### Exercise brief
Reproduce all records exactly.

### Data in this exercise
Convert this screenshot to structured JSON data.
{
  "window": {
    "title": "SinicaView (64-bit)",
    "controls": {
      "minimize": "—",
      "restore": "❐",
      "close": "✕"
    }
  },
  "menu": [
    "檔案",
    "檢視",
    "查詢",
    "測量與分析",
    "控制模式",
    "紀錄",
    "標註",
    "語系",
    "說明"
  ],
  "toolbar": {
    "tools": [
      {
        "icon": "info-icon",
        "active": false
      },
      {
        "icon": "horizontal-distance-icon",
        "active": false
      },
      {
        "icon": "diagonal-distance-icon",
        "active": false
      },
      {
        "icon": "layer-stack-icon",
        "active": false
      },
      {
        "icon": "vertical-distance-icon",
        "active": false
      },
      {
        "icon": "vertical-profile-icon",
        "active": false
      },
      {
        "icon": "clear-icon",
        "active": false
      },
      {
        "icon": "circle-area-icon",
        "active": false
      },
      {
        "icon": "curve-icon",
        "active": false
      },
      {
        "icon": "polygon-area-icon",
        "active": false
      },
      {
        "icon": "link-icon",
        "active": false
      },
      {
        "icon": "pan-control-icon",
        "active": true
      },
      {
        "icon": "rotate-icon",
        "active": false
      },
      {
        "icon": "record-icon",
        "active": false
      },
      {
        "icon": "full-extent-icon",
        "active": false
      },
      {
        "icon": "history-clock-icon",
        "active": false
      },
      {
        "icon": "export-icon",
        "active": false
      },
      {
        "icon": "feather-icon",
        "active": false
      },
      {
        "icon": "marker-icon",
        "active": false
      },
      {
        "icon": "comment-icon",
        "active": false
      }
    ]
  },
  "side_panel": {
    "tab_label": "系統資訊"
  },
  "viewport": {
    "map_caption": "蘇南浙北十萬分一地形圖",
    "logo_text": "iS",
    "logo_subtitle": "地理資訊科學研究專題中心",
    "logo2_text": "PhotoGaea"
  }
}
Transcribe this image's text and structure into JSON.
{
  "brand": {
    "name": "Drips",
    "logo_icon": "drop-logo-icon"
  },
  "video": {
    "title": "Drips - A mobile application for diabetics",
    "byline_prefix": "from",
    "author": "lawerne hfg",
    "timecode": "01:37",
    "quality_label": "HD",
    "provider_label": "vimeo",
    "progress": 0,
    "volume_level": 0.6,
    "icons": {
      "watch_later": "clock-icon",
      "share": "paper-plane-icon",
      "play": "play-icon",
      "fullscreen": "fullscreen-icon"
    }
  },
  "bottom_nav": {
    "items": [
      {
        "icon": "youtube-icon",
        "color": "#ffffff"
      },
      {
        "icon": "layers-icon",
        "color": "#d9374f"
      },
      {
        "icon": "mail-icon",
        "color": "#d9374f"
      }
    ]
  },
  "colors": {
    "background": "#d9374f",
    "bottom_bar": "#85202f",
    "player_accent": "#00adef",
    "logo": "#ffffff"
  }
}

### The answer
Convert this screenshot to structured JSON data.
{
  "window": {
    "title": "SinicaView (64-bit)",
    "controls": {
      "minimize": "—",
      "restore": "❐",
      "close": "✕"
    }
  },
  "menu": [
    "檔案",
    "檢視",
    "查詢",
    "測量與分析",
    "控制模式",
    "紀錄",
    "標註",
    "語系",
    "說明"
  ],
  "toolbar": {
    "tools": [
      {
        "icon": "info-icon",
        "active": false
      },
      {
        "icon": "horizontal-distance-icon",
        "active": false
      },
      {
        "icon": "diagonal-distance-icon",
        "active": false
      },
      {
        "icon": "layer-stack-icon",
        "active": false
      },
      {
        "icon": "vertical-distance-icon",
        "active": false
      },
      {
        "icon": "vertical-profile-icon",
        "active": false
      },
      {
        "icon": "clear-icon",
        "active": false
      },
      {
        "icon": "circle-area-icon",
        "active": false
      },
      {
        "icon": "curve-icon",
        "active": false
      },
      {
        "icon": "polygon-area-icon",
        "active": false
      },
      {
        "icon": "link-icon",
        "active": false
      },
      {
        "icon": "pan-control-icon",
        "active": true
      },
      {
        "icon": "rotate-icon",
        "active": false
      },
      {
        "icon": "record-icon",
        "active": false
      },
      {
        "icon": "full-extent-icon",
        "active": false
      },
      {
        "icon": "history-clock-icon",
        "active": false
      },
      {
        "icon": "export-icon",
        "active": false
      },
      {
        "icon": "feather-icon",
        "active": false
      },
      {
        "icon": "marker-icon",
        "active": false
      },
      {
        "icon": "comment-icon",
        "active": false
      }
    ]
  },
  "side_panel": {
    "tab_label": "系統資訊"
  },
  "viewport": {
    "map_caption": "蘇南浙北十萬分一地形圖",
    "logo_text": "iS",
    "logo_subtitle": "地理資訊科學研究專題中心",
    "logo2_text": "PhotoGaea"
  }
}
Transcribe this image's text and structure into JSON.
{
  "brand": {
    "name": "Drips",
    "logo_icon": "drop-logo-icon"
  },
  "video": {
    "title": "Drips - A mobile application for diabetics",
    "byline_prefix": "from",
    "author": "lawerne hfg",
    "timecode": "01:37",
    "quality_label": "HD",
    "provider_label": "vimeo",
    "progress": 0,
    "volume_level": 0.6,
    "icons": {
      "watch_later": "clock-icon",
      "share": "paper-plane-icon",
      "play": "play-icon",
      "fullscreen": "fullscreen-icon"
    }
  },
  "bottom_nav": {
    "items": [
      {
        "icon": "youtube-icon",
        "color": "#ffffff"
      },
      {
        "icon": "layers-icon",
        "color": "#d9374f"
      },
      {
        "icon": "mail-icon",
        "color": "#d9374f"
      }
    ]
  },
  "colors": {
    "background": "#d9374f",
    "bottom_bar": "#85202f",
    "player_accent": "#00adef",
    "logo": "#ffffff"
  }
}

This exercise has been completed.